EXERCISE AIM> Extract the records in full, leaving every picture out.

THE RECORDS>
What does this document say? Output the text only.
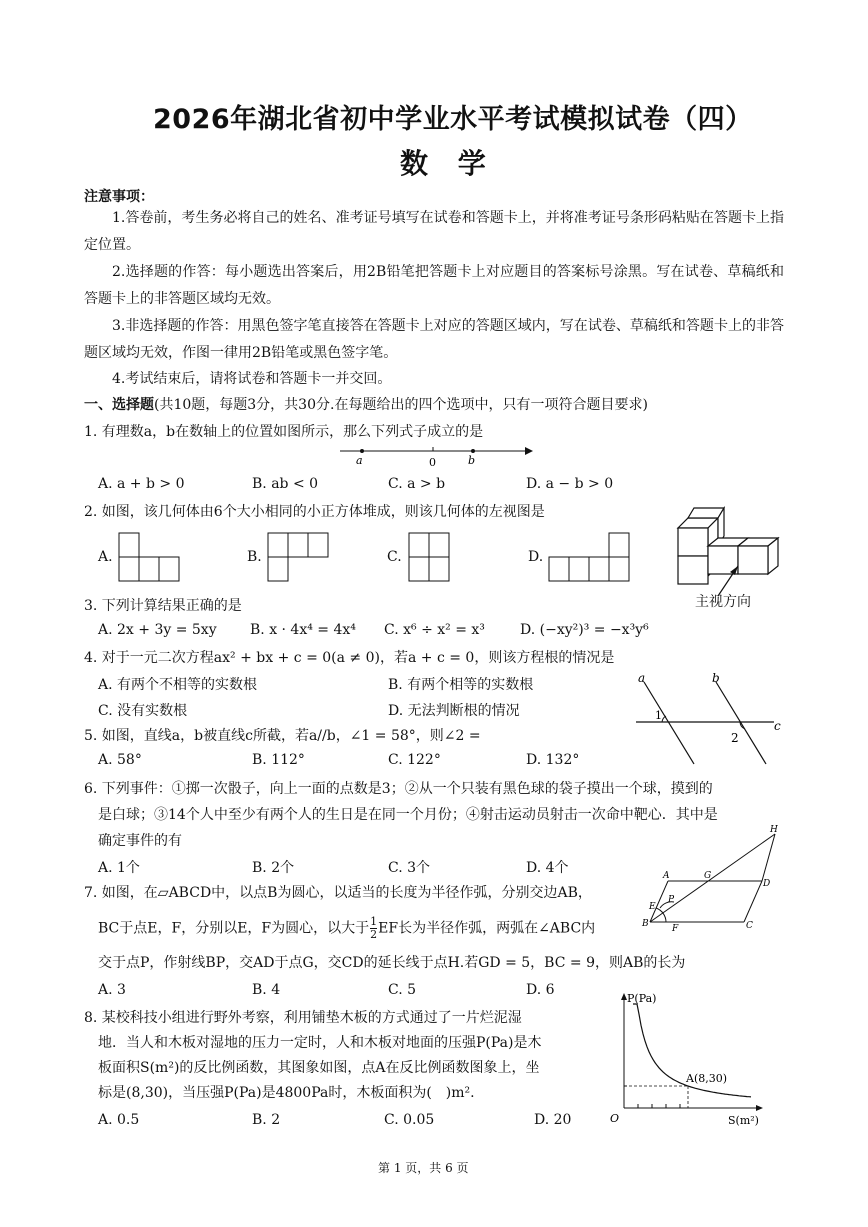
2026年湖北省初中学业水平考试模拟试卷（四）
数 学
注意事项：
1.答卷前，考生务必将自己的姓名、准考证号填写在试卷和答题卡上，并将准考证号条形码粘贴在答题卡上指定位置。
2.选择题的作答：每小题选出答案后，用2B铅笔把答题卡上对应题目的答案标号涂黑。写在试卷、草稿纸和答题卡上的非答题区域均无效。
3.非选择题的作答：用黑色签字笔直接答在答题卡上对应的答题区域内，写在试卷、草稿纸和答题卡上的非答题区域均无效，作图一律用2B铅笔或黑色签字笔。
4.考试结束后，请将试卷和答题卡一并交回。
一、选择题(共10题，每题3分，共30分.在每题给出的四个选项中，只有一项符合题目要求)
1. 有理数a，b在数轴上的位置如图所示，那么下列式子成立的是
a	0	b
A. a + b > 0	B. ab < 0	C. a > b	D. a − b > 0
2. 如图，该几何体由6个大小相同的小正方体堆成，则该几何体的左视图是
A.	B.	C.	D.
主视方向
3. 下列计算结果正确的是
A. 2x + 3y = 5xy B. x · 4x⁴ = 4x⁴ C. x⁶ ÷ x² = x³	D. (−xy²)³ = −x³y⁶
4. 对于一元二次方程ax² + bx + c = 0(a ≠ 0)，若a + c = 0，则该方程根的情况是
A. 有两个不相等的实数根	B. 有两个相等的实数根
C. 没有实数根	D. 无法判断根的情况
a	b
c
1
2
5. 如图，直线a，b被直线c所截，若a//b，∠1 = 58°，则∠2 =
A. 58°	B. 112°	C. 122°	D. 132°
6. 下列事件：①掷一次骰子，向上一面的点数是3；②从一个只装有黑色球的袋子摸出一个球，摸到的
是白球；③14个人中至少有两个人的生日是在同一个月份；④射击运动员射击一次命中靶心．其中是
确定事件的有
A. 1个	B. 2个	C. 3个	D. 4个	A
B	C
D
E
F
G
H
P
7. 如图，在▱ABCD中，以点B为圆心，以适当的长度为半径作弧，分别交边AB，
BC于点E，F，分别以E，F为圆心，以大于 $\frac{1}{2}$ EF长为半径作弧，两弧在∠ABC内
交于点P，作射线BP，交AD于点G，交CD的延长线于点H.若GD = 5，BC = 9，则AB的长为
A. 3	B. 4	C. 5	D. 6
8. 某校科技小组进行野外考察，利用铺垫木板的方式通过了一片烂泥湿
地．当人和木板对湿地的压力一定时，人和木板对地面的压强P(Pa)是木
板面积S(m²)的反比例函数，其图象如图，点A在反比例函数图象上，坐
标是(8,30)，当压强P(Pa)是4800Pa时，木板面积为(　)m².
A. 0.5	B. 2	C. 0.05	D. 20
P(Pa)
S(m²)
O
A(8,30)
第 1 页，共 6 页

EXERCISE SOLUTION>
What does this document say? Output the text only.
2026年湖北省初中学业水平考试模拟试卷（四）
数 学
注意事项：
1.答卷前，考生务必将自己的姓名、准考证号填写在试卷和答题卡上，并将准考证号条形码粘贴在答题卡上指定位置。
2.选择题的作答：每小题选出答案后，用2B铅笔把答题卡上对应题目的答案标号涂黑。写在试卷、草稿纸和答题卡上的非答题区域均无效。
3.非选择题的作答：用黑色签字笔直接答在答题卡上对应的答题区域内，写在试卷、草稿纸和答题卡上的非答题区域均无效，作图一律用2B铅笔或黑色签字笔。
4.考试结束后，请将试卷和答题卡一并交回。
一、选择题(共10题，每题3分，共30分.在每题给出的四个选项中，只有一项符合题目要求)
1. 有理数a，b在数轴上的位置如图所示，那么下列式子成立的是
a	0	b
A. a + b > 0	B. ab < 0	C. a > b	D. a − b > 0
2. 如图，该几何体由6个大小相同的小正方体堆成，则该几何体的左视图是
A.	B.	C.	D.
主视方向
3. 下列计算结果正确的是
A. 2x + 3y = 5xy B. x · 4x⁴ = 4x⁴ C. x⁶ ÷ x² = x³	D. (−xy²)³ = −x³y⁶
4. 对于一元二次方程ax² + bx + c = 0(a ≠ 0)，若a + c = 0，则该方程根的情况是
A. 有两个不相等的实数根	B. 有两个相等的实数根
C. 没有实数根	D. 无法判断根的情况
a	b
c
1
2
5. 如图，直线a，b被直线c所截，若a//b，∠1 = 58°，则∠2 =
A. 58°	B. 112°	C. 122°	D. 132°
6. 下列事件：①掷一次骰子，向上一面的点数是3；②从一个只装有黑色球的袋子摸出一个球，摸到的
是白球；③14个人中至少有两个人的生日是在同一个月份；④射击运动员射击一次命中靶心．其中是
确定事件的有
A. 1个	B. 2个	C. 3个	D. 4个	A
B	C
D
E
F
G
H
P
7. 如图，在▱ABCD中，以点B为圆心，以适当的长度为半径作弧，分别交边AB，
BC于点E，F，分别以E，F为圆心，以大于 $\frac{1}{2}$ EF长为半径作弧，两弧在∠ABC内
交于点P，作射线BP，交AD于点G，交CD的延长线于点H.若GD = 5，BC = 9，则AB的长为
A. 3	B. 4	C. 5	D. 6
8. 某校科技小组进行野外考察，利用铺垫木板的方式通过了一片烂泥湿
地．当人和木板对湿地的压力一定时，人和木板对地面的压强P(Pa)是木
板面积S(m²)的反比例函数，其图象如图，点A在反比例函数图象上，坐
标是(8,30)，当压强P(Pa)是4800Pa时，木板面积为(　)m².
A. 0.5	B. 2	C. 0.05	D. 20
P(Pa)
S(m²)
O
A(8,30)
第 1 页，共 6 页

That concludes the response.